◆ Alıştırma görevleri
(A) Güleçyüz'ün konuşmasını aktaran metne göre Üstad, Hutbe-i Şamiye'yi hangi yıl vermiştir?
(B) Güleçyüz'ün konuşmasını aktaran metnin aşağıdaki ifadelerle uyuşup uyuşmadığını belirtin ve her biri için evet ya da hayır deyip metindeki belirleyici sözleri aynen alıntılayın: (i) Güleçyüz, Risale-i Nur'un kendi bütünlüğü içinde doğru anlaşılması gerektiğini söylüyor. (ii) Güleçyüz'ün okuduğu mektubu İstanbul Üniversitesi talebeleri yazmıştır. (iii) Güleçyüz'e göre 20 Temmuz kışı, 28 Şubat'tan daha ılık bir kıştır.
(C) Güleçyüz'ün konuşmasını aktaran metni kaldığı yerden sürdürün.

◆ Verilen metin
________
Gazetemiz Genel Yayın Yönetmeni Kâzım Güleçyüz konuşmasına şöyle başladı; “İttihad-ı İslam’ın Risale-i Nur ile olacağı ifade edildi konuşmalarda ama bir şartla; Risale-i Nur kendi bütünlüğü içinde doğru anlaşılmalı. Risale-i Nur, orasından burasından tutularak bir takım projeler için doğruluk malzemesi gibi kullanılamaz. Risale-i Nur bir bütündür.” Bahar aylarında olduğumuza vurgu yapan Güleçyüz; “Üstadın da bahar günleriyle ilgili ifadeleri var; ‘Ne yapayım acele ettim kışta geldim, sizler Cennetâsâ baharda geleceksiniz’ aslında o baharı yaşıyoruz, zaman zaman aralara kış vursa da..” dedi.

Kardeşliğin en güzel örneği bu salonda

Güleçyüz, “Ankara Üniversite talebelerinin yazdığı bir mektupta; ‘ Risale-i Nur’un Medresetüzzehra’sı Anadolu çapında ve Âlem-i İslâm ölçüsünde genişleyeceğini; Risale-i Nur’daki hakikatin yüksekliğinden ve dikkat ve tefekkürle okuyan müminlerin ve ehl-i ilmin arasında vücuda gelen sarsılmaz uhuvvet ve kardeşlikten anlıyoruz.’ diyor. Kardeşliğin en güzel örneği de bu salonda. “Üstad 1911 senesinde verdiği Hutbe-i Şamiye’de diyor ki ; ‘Her kıştan sonra bir bahar, her geceden sonra bir sabah olduğu gibi, nev’-i beşerin dahi bir sabahı, bir baharı olacak inşâallah.’ Evet, atlattığımız kışlardan birisi de 28 Şubat hadisesi. Bir anekdot aktaralım; Cumhurbaşkanı Başdanışmanı olan İlnur Çevik, 28 Şubat’ın en sıkıntılı günlerinde Yeni Asya olarak tertiplediğimiz panellerdeki konuşmalarında “Türkiye 12 Eylül yasaklarını Bediüzzaman’a gönül verenlerin gayretleriyle aştı” diyordu. Şimdi, farklı bir kıştayız, 20 Temmuz kışındayız. Temmuz’da kış olur mu, oluyormuş. Bu, 28 Şubat’tan da soğuk bir kış. Ama her hal ve şartta demokrasi, hukuk, vicdan, sağduyu diyen bu şahs-ı manevînin dualarıyla inşallah 20 Temmuz kışını da geride bırakacağız ve bahara kavuşacağız” ifadelerini kullandı.
________
◆ Verilen bilgiler
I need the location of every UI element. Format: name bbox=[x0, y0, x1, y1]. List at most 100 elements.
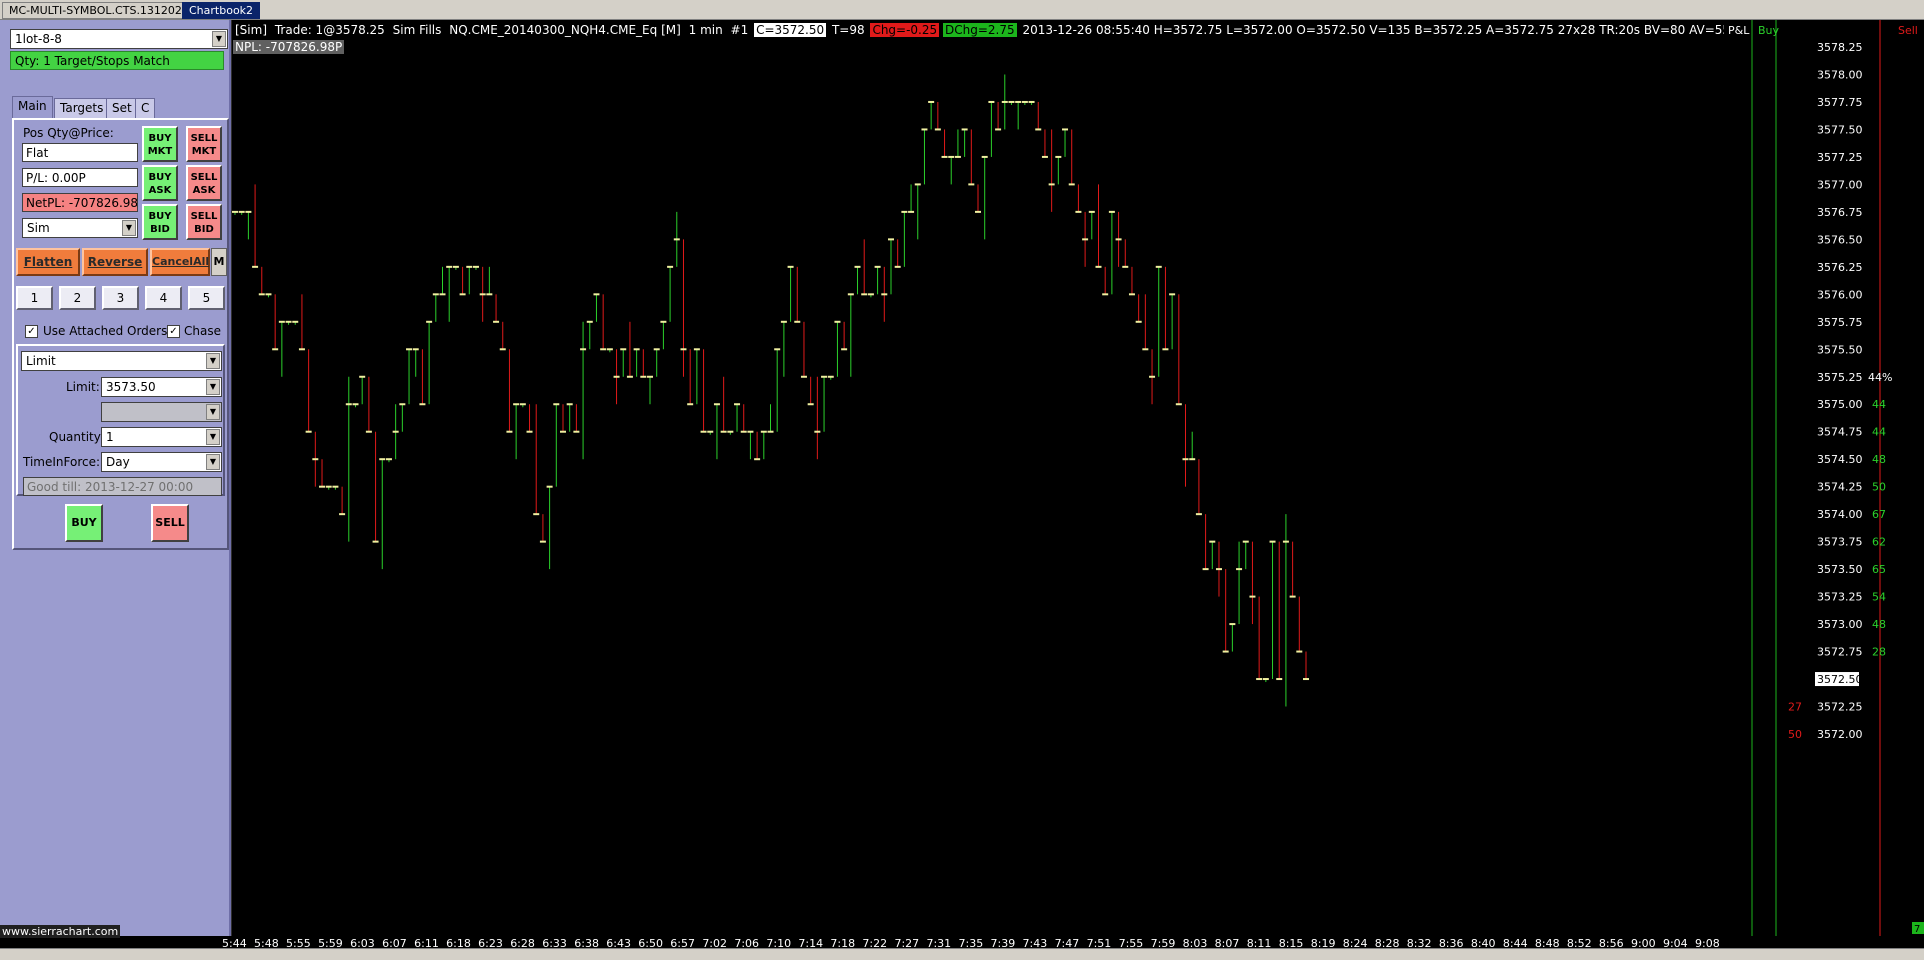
________
◆ Cevap listesi
(A) 1911 senesinde.

(B)
(i) Evet: “Risale-i Nur kendi bütünlüğü içinde doğru anlaşılmalı.”
(ii) Hayır: “Ankara Üniversite talebelerinin yazdığı bir mektupta”
(iii) Hayır: “Bu, 28 Şubat’tan da soğuk bir kış.”

(C)
 

Din, menfaatlere araç olmamalı

Ezilenlerin sözcüsü olan ve zalimlerin karşısında duran Bediüzzaman’ı rahmet ve minnetle anarak konuşmasına başlayan Hak ve Adalet Platformu kurucularından Prof. Dr. Cihangir İslam, şöyle devam etti; “Allah böyle alimlerden râzı olsun. Saray beslemesi ulemaya söyleyecek sözüm yok, sadece onları Allah ıslah etsin diyorum.” İslam, “Bir amaç olarak hakikatin yerine başka şeyler konulduğunda, işte dinin kullanılması hadisesi ortaya çıkar. Din iktidara, menfaatlere araç olur, bugünlerde de bunu yaşıyoruz. Bu yüzden biz ferasetimizi kaybetmeyeceğiz, sürekli ilgilenmek ve hem zihnimizi hem kalbimizi ayakta tutmak zorundayız. Ancak sorunu dışarıda aramak sorunu çözmeyecektir. Neden bu haldeyiz? Bizim de bunun üzerinde durmamız gerekiyor. Biz gerçekten hakikatin takipçileri miyiz? Neden namazlarımız ibadetlerimiz bizi değiştirmiyor? Bunca ahlaksızlığı durdurmuyor? Bunların çözümünü ise, İslam’ı doğru anlayarak ve güçlerimizi birleştirerek bulacağız.

İslam birliği, tüm insanlığı kapsamalıdır

“İslam kardeşliği sadece Müslümanlara değil, bütün insanlığa hizmet etmelidir” diyen Cihangir İslam, “İslam birliği dediğimizde sadece Müslümanların kendilerine bir avantaj üretmek üzere bir araya gelmelerini kastedemeyiz. Diğer bütün insanların kendilerini güvende hissettiği bir birlik ancak Müslümanların ve İslam’ın birliği olabilir. Bunun da en büyük delili şudur; Allah insanları imanlarına göre rızıklandırmaz, amellerine göre rızıklandırır. Şimdi başımızdakilere sesleniyorum; onlar zannediyorlar ki bizi rızıklandırıyorlar. Hayır, siz bizi rızıklandırmıyorsunuz, aksine sizi ve sizin avanelerinizi bizler besliyoruz.”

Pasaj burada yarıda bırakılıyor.